[Start DATA SECTION]

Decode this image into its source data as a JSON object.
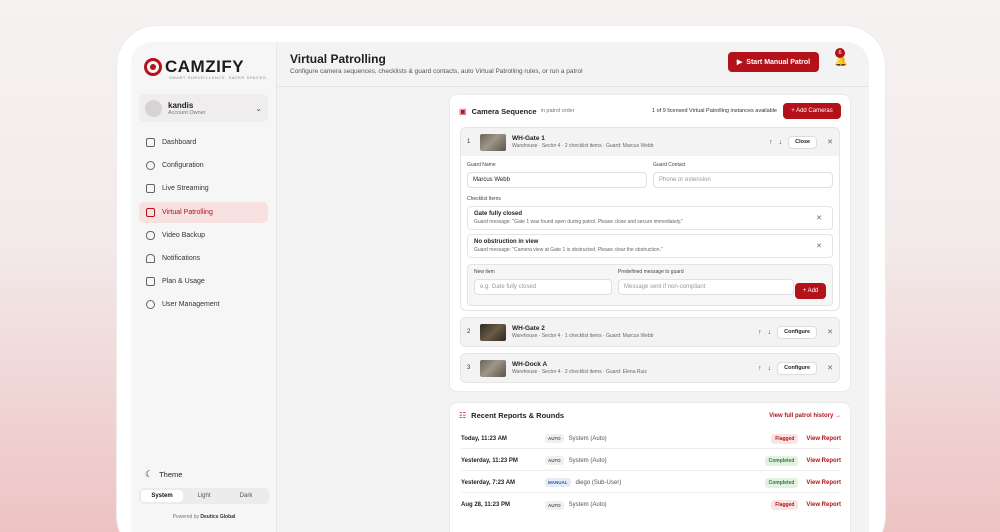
{
  "brand": {
    "name": "CAMZIFY",
    "tagline": "SMART SURVEILLANCE. SAFER SPACES."
  },
  "user": {
    "name": "kandis",
    "role": "Account Owner"
  },
  "nav": [
    {
      "label": "Dashboard",
      "icon": "grid-icon"
    },
    {
      "label": "Configuration",
      "icon": "gear-icon"
    },
    {
      "label": "Live Streaming",
      "icon": "camera-icon"
    },
    {
      "label": "Virtual Patrolling",
      "icon": "stack-icon",
      "active": true
    },
    {
      "label": "Video Backup",
      "icon": "cloud-icon"
    },
    {
      "label": "Notifications",
      "icon": "bell-icon"
    },
    {
      "label": "Plan & Usage",
      "icon": "document-icon"
    },
    {
      "label": "User Management",
      "icon": "users-icon"
    }
  ],
  "theme": {
    "label": "Theme",
    "options": [
      "System",
      "Light",
      "Dark"
    ],
    "selected": "System"
  },
  "powered": {
    "prefix": "Powered by",
    "company": "Deutics Global"
  },
  "header": {
    "title": "Virtual Patrolling",
    "subtitle": "Configure camera sequences, checklists & guard contacts, auto Virtual Patrolling rules, or run a patrol",
    "start_button": "Start Manual Patrol",
    "notification_count": "6"
  },
  "sequence": {
    "title": "Camera Sequence",
    "note": "in patrol order",
    "license_text": "1 of 9 licensed Virtual Patrolling instances available",
    "add_button": "+ Add Cameras",
    "cameras": [
      {
        "index": "1",
        "name": "WH-Gate 1",
        "meta": "Warehouse · Sector 4 · 2 checklist items · Guard: Marcus Webb",
        "action": "Close"
      },
      {
        "index": "2",
        "name": "WH-Gate 2",
        "meta": "Warehouse · Sector 4 · 1 checklist items · Guard: Marcus Webb",
        "action": "Configure"
      },
      {
        "index": "3",
        "name": "WH-Dock A",
        "meta": "Warehouse · Sector 4 · 2 checklist items · Guard: Elena Ruiz",
        "action": "Configure"
      }
    ],
    "editor": {
      "guard_name_label": "Guard Name",
      "guard_name_value": "Marcus Webb",
      "guard_contact_label": "Guard Contact",
      "guard_contact_placeholder": "Phone or extension",
      "checklist_label": "Checklist Items",
      "items": [
        {
          "title": "Gate fully closed",
          "message": "Guard message: \"Gate 1 was found open during patrol. Please close and secure immediately.\""
        },
        {
          "title": "No obstruction in view",
          "message": "Guard message: \"Camera view at Gate 1 is obstructed. Please clear the obstruction.\""
        }
      ],
      "new_item_label": "New item",
      "new_item_placeholder": "e.g. Gate fully closed",
      "predefined_label": "Predefined message to guard",
      "predefined_placeholder": "Message sent if non-compliant",
      "add_label": "+ Add"
    }
  },
  "reports": {
    "title": "Recent Reports & Rounds",
    "link": "View full patrol history →",
    "rows": [
      {
        "when": "Today, 11:23 AM",
        "tag": "AUTO",
        "source": "System (Auto)",
        "status": "Flagged",
        "action": "View Report"
      },
      {
        "when": "Yesterday, 11:23 PM",
        "tag": "AUTO",
        "source": "System (Auto)",
        "status": "Completed",
        "action": "View Report"
      },
      {
        "when": "Yesterday, 7:23 AM",
        "tag": "MANUAL",
        "source": "diego (Sub-User)",
        "status": "Completed",
        "action": "View Report"
      },
      {
        "when": "Aug 28, 11:23 PM",
        "tag": "AUTO",
        "source": "System (Auto)",
        "status": "Flagged",
        "action": "View Report"
      }
    ]
  },
  "colors": {
    "accent": "#b3121b",
    "flagged": "#b3121b",
    "completed": "#2e7d32"
  }
}
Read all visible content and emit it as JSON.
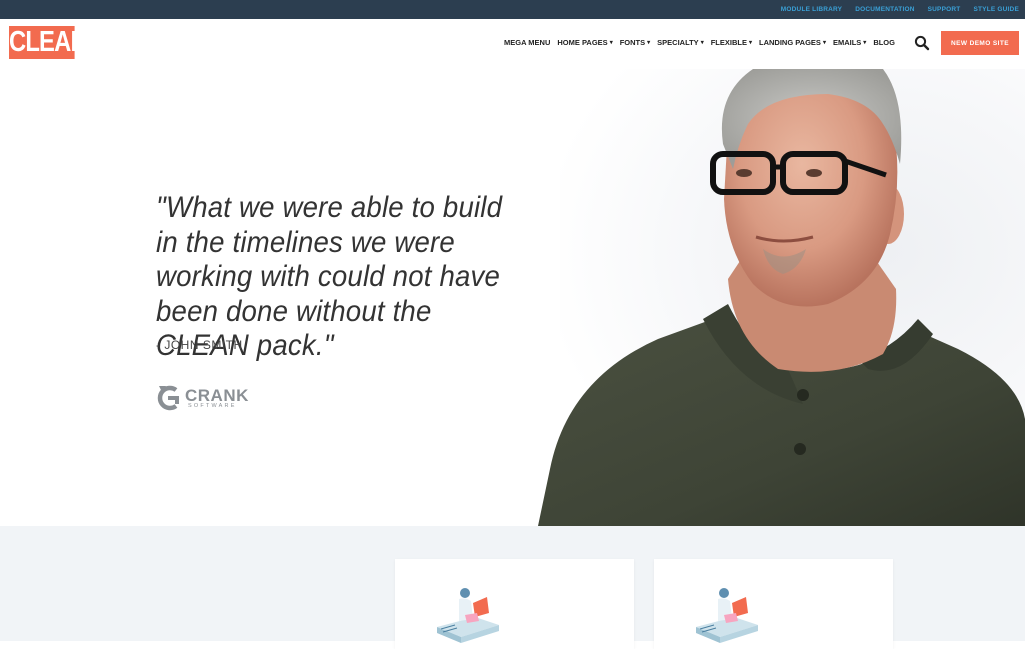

[End DATA SECTION]

_TASK DIRECTIONS:_ Every line of the data above should be quoted exactly. Omit the pictures.

_EXERCISE ANSWER:_
Decode this image into its source data as a JSON object.
{
  "brand": {
    "name": "CAMZIFY",
    "tagline": "SMART SURVEILLANCE. SAFER SPACES."
  },
  "user": {
    "name": "kandis",
    "role": "Account Owner"
  },
  "nav": [
    {
      "label": "Dashboard",
      "icon": "grid-icon"
    },
    {
      "label": "Configuration",
      "icon": "gear-icon"
    },
    {
      "label": "Live Streaming",
      "icon": "camera-icon"
    },
    {
      "label": "Virtual Patrolling",
      "icon": "stack-icon",
      "active": true
    },
    {
      "label": "Video Backup",
      "icon": "cloud-icon"
    },
    {
      "label": "Notifications",
      "icon": "bell-icon"
    },
    {
      "label": "Plan & Usage",
      "icon": "document-icon"
    },
    {
      "label": "User Management",
      "icon": "users-icon"
    }
  ],
  "theme": {
    "label": "Theme",
    "options": [
      "System",
      "Light",
      "Dark"
    ],
    "selected": "System"
  },
  "powered": {
    "prefix": "Powered by",
    "company": "Deutics Global"
  },
  "header": {
    "title": "Virtual Patrolling",
    "subtitle": "Configure camera sequences, checklists & guard contacts, auto Virtual Patrolling rules, or run a patrol",
    "start_button": "Start Manual Patrol",
    "notification_count": "6"
  },
  "sequence": {
    "title": "Camera Sequence",
    "note": "in patrol order",
    "license_text": "1 of 9 licensed Virtual Patrolling instances available",
    "add_button": "+ Add Cameras",
    "cameras": [
      {
        "index": "1",
        "name": "WH-Gate 1",
        "meta": "Warehouse · Sector 4 · 2 checklist items · Guard: Marcus Webb",
        "action": "Close"
      },
      {
        "index": "2",
        "name": "WH-Gate 2",
        "meta": "Warehouse · Sector 4 · 1 checklist items · Guard: Marcus Webb",
        "action": "Configure"
      },
      {
        "index": "3",
        "name": "WH-Dock A",
        "meta": "Warehouse · Sector 4 · 2 checklist items · Guard: Elena Ruiz",
        "action": "Configure"
      }
    ],
    "editor": {
      "guard_name_label": "Guard Name",
      "guard_name_value": "Marcus Webb",
      "guard_contact_label": "Guard Contact",
      "guard_contact_placeholder": "Phone or extension",
      "checklist_label": "Checklist Items",
      "items": [
        {
          "title": "Gate fully closed",
          "message": "Guard message: \"Gate 1 was found open during patrol. Please close and secure immediately.\""
        },
        {
          "title": "No obstruction in view",
          "message": "Guard message: \"Camera view at Gate 1 is obstructed. Please clear the obstruction.\""
        }
      ],
      "new_item_label": "New item",
      "new_item_placeholder": "e.g. Gate fully closed",
      "predefined_label": "Predefined message to guard",
      "predefined_placeholder": "Message sent if non-compliant",
      "add_label": "+ Add"
    }
  },
  "reports": {
    "title": "Recent Reports & Rounds",
    "link": "View full patrol history →",
    "rows": [
      {
        "when": "Today, 11:23 AM",
        "tag": "AUTO",
        "source": "System (Auto)",
        "status": "Flagged",
        "action": "View Report"
      },
      {
        "when": "Yesterday, 11:23 PM",
        "tag": "AUTO",
        "source": "System (Auto)",
        "status": "Completed",
        "action": "View Report"
      },
      {
        "when": "Yesterday, 7:23 AM",
        "tag": "MANUAL",
        "source": "diego (Sub-User)",
        "status": "Completed",
        "action": "View Report"
      },
      {
        "when": "Aug 28, 11:23 PM",
        "tag": "AUTO",
        "source": "System (Auto)",
        "status": "Flagged",
        "action": "View Report"
      }
    ]
  },
  "colors": {
    "accent": "#b3121b",
    "flagged": "#b3121b",
    "completed": "#2e7d32"
  }
}
Read all visible content and emit it as JSON.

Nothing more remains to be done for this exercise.